> [TEXTO APRESENTADO]
▬▬▬▬▬▬▬▬▬▬

Outro índice alarmante: 33% das mulheres afirmam que deixam de ser quem realmente são por medo de críticas, julgamentos ou mal-entendidos. Inclusive, por parte de pessoas próximas, segundo a pesquisa da MindMiners.
“Estamos vivendo uma era de superexposição, mas também de hiper julgamento. As mulheres se veem constantemente pressionadas a corresponder a uma série de expectativas sociais — de aparência, de comportamento e de sucesso profissional — muitas vezes inalcançáveis”, analisa Tomazelli. “E é isso, também, que que contribui ppara movimentos como o 4B, na China, e o Boy Sober ao redor do mundo”, avalia.
Relações líquidas e a solidão digital
No campo das relações interpessoais, os efeitos desse novo cenário também são evidentes. A cultura do like, os vínculos mediados por aplicativos e a necessidade de exibir uma felicidade constante nas redes sociais têm afetado a qualidade das conexões reais.
A pesquisa “Entre Nós” revela que 45% dos brasileiros buscam parceiros nas redes sociais. 26% recorrem a festas e 23% a aplicativos de relacionamento, como Tinder e Badoo.
A intimidade mediada tornou-se uma nova realidade, com as plataformas digitais redefinindo profundamente os encontros amorosos e as formas de conexão afetiva. Essa dinâmica trouxe consigo uma exposição emocional que muitas vezes serve como moeda de troca para criar vínculos. Paradoxalmente, também emergiu o fenômeno da “solidão conectada”, onde a hiperconectividade convive com um profundo sentimento de isolamento.
“Ou seja, nunca estivemos tão conectadas e, ao mesmo tempo, tão sozinhas. As condições de heteronormatividade também fazem parte da equação e merecem nossa atenção. A superexposição nas redes sociais cria uma ilusão de pertencimento, mas, na prática, muitas mulheres relatam um vazio emocional profundo. Elas interagem o tempo todo, mas sentem que as relações são rasas, condicionadas por curtidas, visualizações e validações momentâneas. Existe uma dificuldade crescente de estabelecer vínculos reais, com espaço para a vulnerabilidade e a escuta genuína. Isso impacta diretamente a saúde mental e a autoestima. A mulher, que historicamente já carrega uma carga emocional elevada, hoje se vê tentando sustentar uma imagem de felicidade e sucesso o tempo todo, mesmo quando está emocionalmente exausta. Esse tipo de solidão é silenciosa e, muitas vezes, não reconhecida, porque vem disfarçada de conexão digital”, afirma a psicanalista.
Redes de apoio e resistência: a contracorrente digital
Apesar dos desafios emocionais impostos pela cultura digital, o mesmo ambiente que amplifica padrões inalcançáveis também tem se mostrado um espaço fértil para resistência, acolhimento e transformação. Movimentos como o body positive, o feminismo interseccional online e campanhas voltadas à saúde mental têm criado comunidades virtuais onde mulheres encontram apoio, compartilham vivências reais e desafiam a narrativa da perfeição.

▬▬▬▬▬▬▬▬▬▬

> [EXERCÍCIOS PROPOSTOS]
(A) Reescreva o trecho do texto sobre mulheres e cultura digital de "Outro índice alarmante: 33%" até "pesquisa da MindMiners.", substituindo "críticas" por "cobranças".
(B) De acordo com o texto sobre mulheres e cultura digital, qual percentual dos brasileiros busca parceiros nas redes sociais?
As linhas a seguir constituem material independente do texto.

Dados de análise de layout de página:
▬▬▬▬▬▬▬▬▬▬

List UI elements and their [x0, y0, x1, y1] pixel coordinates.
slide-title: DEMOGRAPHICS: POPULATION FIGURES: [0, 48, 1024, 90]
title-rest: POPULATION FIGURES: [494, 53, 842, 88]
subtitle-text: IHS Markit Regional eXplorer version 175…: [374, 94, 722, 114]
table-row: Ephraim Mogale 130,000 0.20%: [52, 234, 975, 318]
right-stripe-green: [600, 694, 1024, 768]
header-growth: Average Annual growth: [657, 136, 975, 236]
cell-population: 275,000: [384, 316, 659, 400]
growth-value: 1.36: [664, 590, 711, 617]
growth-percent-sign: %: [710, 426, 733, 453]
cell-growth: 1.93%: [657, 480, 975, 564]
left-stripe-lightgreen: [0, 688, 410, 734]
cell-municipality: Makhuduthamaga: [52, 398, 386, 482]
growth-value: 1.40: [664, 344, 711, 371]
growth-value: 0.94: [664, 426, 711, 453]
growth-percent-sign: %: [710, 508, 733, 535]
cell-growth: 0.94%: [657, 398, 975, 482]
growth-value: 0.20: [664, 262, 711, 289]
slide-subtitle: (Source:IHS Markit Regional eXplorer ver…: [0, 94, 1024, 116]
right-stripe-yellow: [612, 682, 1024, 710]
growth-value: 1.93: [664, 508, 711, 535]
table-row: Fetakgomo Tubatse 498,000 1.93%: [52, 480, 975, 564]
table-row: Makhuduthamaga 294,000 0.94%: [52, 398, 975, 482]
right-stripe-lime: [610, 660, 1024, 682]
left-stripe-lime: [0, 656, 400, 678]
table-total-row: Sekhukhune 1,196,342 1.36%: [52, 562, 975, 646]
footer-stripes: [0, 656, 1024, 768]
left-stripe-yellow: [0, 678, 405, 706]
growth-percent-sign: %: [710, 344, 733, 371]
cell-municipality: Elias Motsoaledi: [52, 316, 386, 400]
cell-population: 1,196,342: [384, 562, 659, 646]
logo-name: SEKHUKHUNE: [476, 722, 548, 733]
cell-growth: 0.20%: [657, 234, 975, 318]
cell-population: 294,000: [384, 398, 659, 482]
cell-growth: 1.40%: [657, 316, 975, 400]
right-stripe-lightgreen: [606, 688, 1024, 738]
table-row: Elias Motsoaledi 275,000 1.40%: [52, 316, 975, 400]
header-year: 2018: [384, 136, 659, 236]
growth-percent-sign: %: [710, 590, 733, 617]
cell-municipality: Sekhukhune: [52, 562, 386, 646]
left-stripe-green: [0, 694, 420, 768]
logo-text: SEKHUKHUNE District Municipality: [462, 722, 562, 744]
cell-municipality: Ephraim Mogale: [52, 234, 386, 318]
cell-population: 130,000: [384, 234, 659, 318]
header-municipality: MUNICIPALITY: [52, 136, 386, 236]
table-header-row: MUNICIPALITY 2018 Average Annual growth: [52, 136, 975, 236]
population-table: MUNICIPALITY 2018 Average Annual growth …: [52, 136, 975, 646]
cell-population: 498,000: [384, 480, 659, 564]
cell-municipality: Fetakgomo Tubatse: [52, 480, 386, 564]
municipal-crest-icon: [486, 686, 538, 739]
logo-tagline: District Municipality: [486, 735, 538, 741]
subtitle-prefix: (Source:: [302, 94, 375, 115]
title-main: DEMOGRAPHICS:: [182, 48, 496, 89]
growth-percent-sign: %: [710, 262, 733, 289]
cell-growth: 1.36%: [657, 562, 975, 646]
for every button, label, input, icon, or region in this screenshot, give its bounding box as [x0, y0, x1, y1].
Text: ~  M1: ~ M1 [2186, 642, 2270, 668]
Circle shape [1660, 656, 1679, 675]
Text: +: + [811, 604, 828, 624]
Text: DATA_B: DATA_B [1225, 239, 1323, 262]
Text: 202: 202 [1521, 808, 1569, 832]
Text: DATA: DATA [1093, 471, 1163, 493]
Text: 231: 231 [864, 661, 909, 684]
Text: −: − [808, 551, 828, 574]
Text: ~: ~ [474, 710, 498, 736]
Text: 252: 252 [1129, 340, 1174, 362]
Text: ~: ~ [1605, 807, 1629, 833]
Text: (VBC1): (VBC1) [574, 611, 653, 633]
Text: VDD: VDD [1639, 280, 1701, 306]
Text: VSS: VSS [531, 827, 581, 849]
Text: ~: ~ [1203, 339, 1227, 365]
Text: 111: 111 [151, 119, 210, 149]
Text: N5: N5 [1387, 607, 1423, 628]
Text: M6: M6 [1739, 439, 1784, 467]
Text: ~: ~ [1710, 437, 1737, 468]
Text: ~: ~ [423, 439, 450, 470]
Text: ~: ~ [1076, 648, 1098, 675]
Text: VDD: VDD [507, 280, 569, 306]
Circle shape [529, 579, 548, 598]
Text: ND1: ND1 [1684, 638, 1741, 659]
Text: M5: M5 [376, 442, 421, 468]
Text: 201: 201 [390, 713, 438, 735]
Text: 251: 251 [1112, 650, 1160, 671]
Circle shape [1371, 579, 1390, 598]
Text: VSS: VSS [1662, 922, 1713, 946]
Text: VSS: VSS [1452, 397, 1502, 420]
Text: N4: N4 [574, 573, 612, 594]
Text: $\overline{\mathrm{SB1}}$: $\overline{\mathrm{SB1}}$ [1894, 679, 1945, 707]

▬▬▬▬▬▬▬▬▬▬

> [RESPOSTAS POR ITEM]
(A)
Outro índice alarmante: 33% das mulheres afirmam que deixam de ser quem realmente são por medo de cobranças, julgamentos ou mal-entendidos. Inclusive, por parte de pessoas próximas, segundo a pesquisa da MindMiners.

(B) 45% dos brasileiros.